— Begin Data for processing —

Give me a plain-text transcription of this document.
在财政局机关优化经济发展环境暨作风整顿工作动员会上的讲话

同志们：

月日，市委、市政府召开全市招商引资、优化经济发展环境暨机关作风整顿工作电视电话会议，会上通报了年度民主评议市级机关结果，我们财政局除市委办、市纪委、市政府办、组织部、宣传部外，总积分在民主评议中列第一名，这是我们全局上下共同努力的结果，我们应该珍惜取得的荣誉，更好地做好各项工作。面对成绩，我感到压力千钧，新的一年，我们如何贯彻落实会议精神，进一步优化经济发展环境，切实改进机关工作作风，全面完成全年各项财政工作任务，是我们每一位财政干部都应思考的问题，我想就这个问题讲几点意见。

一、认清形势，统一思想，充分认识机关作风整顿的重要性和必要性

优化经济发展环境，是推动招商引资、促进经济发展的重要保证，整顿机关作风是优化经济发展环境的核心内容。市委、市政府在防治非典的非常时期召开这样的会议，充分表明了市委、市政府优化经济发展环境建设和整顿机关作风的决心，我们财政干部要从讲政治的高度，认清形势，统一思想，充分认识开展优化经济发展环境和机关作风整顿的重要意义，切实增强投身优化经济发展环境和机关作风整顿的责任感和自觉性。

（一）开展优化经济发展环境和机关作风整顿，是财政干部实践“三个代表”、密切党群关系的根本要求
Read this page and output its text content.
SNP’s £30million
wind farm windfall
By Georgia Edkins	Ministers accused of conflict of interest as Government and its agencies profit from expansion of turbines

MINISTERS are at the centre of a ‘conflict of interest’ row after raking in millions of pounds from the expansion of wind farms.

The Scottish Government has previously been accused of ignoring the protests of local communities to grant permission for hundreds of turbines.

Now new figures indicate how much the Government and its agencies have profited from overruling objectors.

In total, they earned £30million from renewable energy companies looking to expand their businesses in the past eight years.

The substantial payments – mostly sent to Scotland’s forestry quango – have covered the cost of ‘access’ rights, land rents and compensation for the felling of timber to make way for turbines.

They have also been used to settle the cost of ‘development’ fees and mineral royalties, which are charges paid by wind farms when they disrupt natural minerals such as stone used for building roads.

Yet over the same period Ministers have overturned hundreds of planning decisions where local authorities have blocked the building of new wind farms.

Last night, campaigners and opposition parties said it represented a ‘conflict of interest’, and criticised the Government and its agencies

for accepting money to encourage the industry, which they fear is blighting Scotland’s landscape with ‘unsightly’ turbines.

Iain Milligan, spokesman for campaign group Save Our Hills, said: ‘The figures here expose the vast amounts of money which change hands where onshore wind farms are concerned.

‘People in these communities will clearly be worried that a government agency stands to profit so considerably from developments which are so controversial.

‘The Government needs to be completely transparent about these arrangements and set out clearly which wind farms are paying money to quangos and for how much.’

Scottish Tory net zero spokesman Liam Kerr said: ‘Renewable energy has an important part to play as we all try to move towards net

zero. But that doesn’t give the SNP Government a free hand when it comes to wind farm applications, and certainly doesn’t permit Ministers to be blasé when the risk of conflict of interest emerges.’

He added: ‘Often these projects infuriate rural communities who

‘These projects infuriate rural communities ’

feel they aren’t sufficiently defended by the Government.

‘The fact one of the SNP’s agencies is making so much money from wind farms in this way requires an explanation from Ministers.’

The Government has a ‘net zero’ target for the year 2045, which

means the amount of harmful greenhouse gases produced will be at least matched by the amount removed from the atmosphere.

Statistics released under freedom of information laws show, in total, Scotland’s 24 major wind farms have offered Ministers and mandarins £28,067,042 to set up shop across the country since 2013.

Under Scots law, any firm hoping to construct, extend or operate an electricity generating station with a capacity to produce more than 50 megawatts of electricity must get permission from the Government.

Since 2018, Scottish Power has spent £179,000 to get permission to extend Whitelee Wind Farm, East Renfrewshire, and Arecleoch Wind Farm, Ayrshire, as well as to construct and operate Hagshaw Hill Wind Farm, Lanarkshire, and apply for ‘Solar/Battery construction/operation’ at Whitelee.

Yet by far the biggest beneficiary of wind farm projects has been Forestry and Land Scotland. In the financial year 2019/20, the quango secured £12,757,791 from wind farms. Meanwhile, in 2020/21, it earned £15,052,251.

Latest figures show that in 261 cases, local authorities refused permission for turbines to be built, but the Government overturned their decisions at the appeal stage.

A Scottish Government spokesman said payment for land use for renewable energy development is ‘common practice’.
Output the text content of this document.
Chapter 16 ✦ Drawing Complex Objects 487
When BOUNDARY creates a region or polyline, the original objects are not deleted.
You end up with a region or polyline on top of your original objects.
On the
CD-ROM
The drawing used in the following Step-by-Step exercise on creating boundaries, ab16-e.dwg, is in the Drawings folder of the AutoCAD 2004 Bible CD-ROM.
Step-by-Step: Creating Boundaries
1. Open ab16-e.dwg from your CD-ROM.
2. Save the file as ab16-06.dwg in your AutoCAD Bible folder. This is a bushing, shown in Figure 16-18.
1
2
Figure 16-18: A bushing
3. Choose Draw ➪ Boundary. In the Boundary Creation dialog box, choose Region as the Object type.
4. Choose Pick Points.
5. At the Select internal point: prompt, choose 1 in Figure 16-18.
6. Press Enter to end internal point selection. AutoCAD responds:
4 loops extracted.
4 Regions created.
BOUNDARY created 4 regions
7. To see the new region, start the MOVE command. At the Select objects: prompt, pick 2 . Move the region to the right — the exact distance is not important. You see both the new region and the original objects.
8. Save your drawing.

— End Data for processing —

• [Exercise task]
Can you reproduce all the material exactly?

• [Written response]
Give me a plain-text transcription of this document.
在财政局机关优化经济发展环境暨作风整顿工作动员会上的讲话

同志们：

月日，市委、市政府召开全市招商引资、优化经济发展环境暨机关作风整顿工作电视电话会议，会上通报了年度民主评议市级机关结果，我们财政局除市委办、市纪委、市政府办、组织部、宣传部外，总积分在民主评议中列第一名，这是我们全局上下共同努力的结果，我们应该珍惜取得的荣誉，更好地做好各项工作。面对成绩，我感到压力千钧，新的一年，我们如何贯彻落实会议精神，进一步优化经济发展环境，切实改进机关工作作风，全面完成全年各项财政工作任务，是我们每一位财政干部都应思考的问题，我想就这个问题讲几点意见。

一、认清形势，统一思想，充分认识机关作风整顿的重要性和必要性

优化经济发展环境，是推动招商引资、促进经济发展的重要保证，整顿机关作风是优化经济发展环境的核心内容。市委、市政府在防治非典的非常时期召开这样的会议，充分表明了市委、市政府优化经济发展环境建设和整顿机关作风的决心，我们财政干部要从讲政治的高度，认清形势，统一思想，充分认识开展优化经济发展环境和机关作风整顿的重要意义，切实增强投身优化经济发展环境和机关作风整顿的责任感和自觉性。

（一）开展优化经济发展环境和机关作风整顿，是财政干部实践“三个代表”、密切党群关系的根本要求
Read this page and output its text content.
SNP’s £30million
wind farm windfall
By Georgia Edkins	Ministers accused of conflict of interest as Government and its agencies profit from expansion of turbines

MINISTERS are at the centre of a ‘conflict of interest’ row after raking in millions of pounds from the expansion of wind farms.

The Scottish Government has previously been accused of ignoring the protests of local communities to grant permission for hundreds of turbines.

Now new figures indicate how much the Government and its agencies have profited from overruling objectors.

In total, they earned £30million from renewable energy companies looking to expand their businesses in the past eight years.

The substantial payments – mostly sent to Scotland’s forestry quango – have covered the cost of ‘access’ rights, land rents and compensation for the felling of timber to make way for turbines.

They have also been used to settle the cost of ‘development’ fees and mineral royalties, which are charges paid by wind farms when they disrupt natural minerals such as stone used for building roads.

Yet over the same period Ministers have overturned hundreds of planning decisions where local authorities have blocked the building of new wind farms.

Last night, campaigners and opposition parties said it represented a ‘conflict of interest’, and criticised the Government and its agencies

for accepting money to encourage the industry, which they fear is blighting Scotland’s landscape with ‘unsightly’ turbines.

Iain Milligan, spokesman for campaign group Save Our Hills, said: ‘The figures here expose the vast amounts of money which change hands where onshore wind farms are concerned.

‘People in these communities will clearly be worried that a government agency stands to profit so considerably from developments which are so controversial.

‘The Government needs to be completely transparent about these arrangements and set out clearly which wind farms are paying money to quangos and for how much.’

Scottish Tory net zero spokesman Liam Kerr said: ‘Renewable energy has an important part to play as we all try to move towards net

zero. But that doesn’t give the SNP Government a free hand when it comes to wind farm applications, and certainly doesn’t permit Ministers to be blasé when the risk of conflict of interest emerges.’

He added: ‘Often these projects infuriate rural communities who

‘These projects infuriate rural communities ’

feel they aren’t sufficiently defended by the Government.

‘The fact one of the SNP’s agencies is making so much money from wind farms in this way requires an explanation from Ministers.’

The Government has a ‘net zero’ target for the year 2045, which

means the amount of harmful greenhouse gases produced will be at least matched by the amount removed from the atmosphere.

Statistics released under freedom of information laws show, in total, Scotland’s 24 major wind farms have offered Ministers and mandarins £28,067,042 to set up shop across the country since 2013.

Under Scots law, any firm hoping to construct, extend or operate an electricity generating station with a capacity to produce more than 50 megawatts of electricity must get permission from the Government.

Since 2018, Scottish Power has spent £179,000 to get permission to extend Whitelee Wind Farm, East Renfrewshire, and Arecleoch Wind Farm, Ayrshire, as well as to construct and operate Hagshaw Hill Wind Farm, Lanarkshire, and apply for ‘Solar/Battery construction/operation’ at Whitelee.

Yet by far the biggest beneficiary of wind farm projects has been Forestry and Land Scotland. In the financial year 2019/20, the quango secured £12,757,791 from wind farms. Meanwhile, in 2020/21, it earned £15,052,251.

Latest figures show that in 261 cases, local authorities refused permission for turbines to be built, but the Government overturned their decisions at the appeal stage.

A Scottish Government spokesman said payment for land use for renewable energy development is ‘common practice’.
Output the text content of this document.
Chapter 16 ✦ Drawing Complex Objects 487
When BOUNDARY creates a region or polyline, the original objects are not deleted.
You end up with a region or polyline on top of your original objects.
On the
CD-ROM
The drawing used in the following Step-by-Step exercise on creating boundaries, ab16-e.dwg, is in the Drawings folder of the AutoCAD 2004 Bible CD-ROM.
Step-by-Step: Creating Boundaries
1. Open ab16-e.dwg from your CD-ROM.
2. Save the file as ab16-06.dwg in your AutoCAD Bible folder. This is a bushing, shown in Figure 16-18.
1
2
Figure 16-18: A bushing
3. Choose Draw ➪ Boundary. In the Boundary Creation dialog box, choose Region as the Object type.
4. Choose Pick Points.
5. At the Select internal point: prompt, choose 1 in Figure 16-18.
6. Press Enter to end internal point selection. AutoCAD responds:
4 loops extracted.
4 Regions created.
BOUNDARY created 4 regions
7. To see the new region, start the MOVE command. At the Select objects: prompt, pick 2 . Move the region to the right — the exact distance is not important. You see both the new region and the original objects.
8. Save your drawing.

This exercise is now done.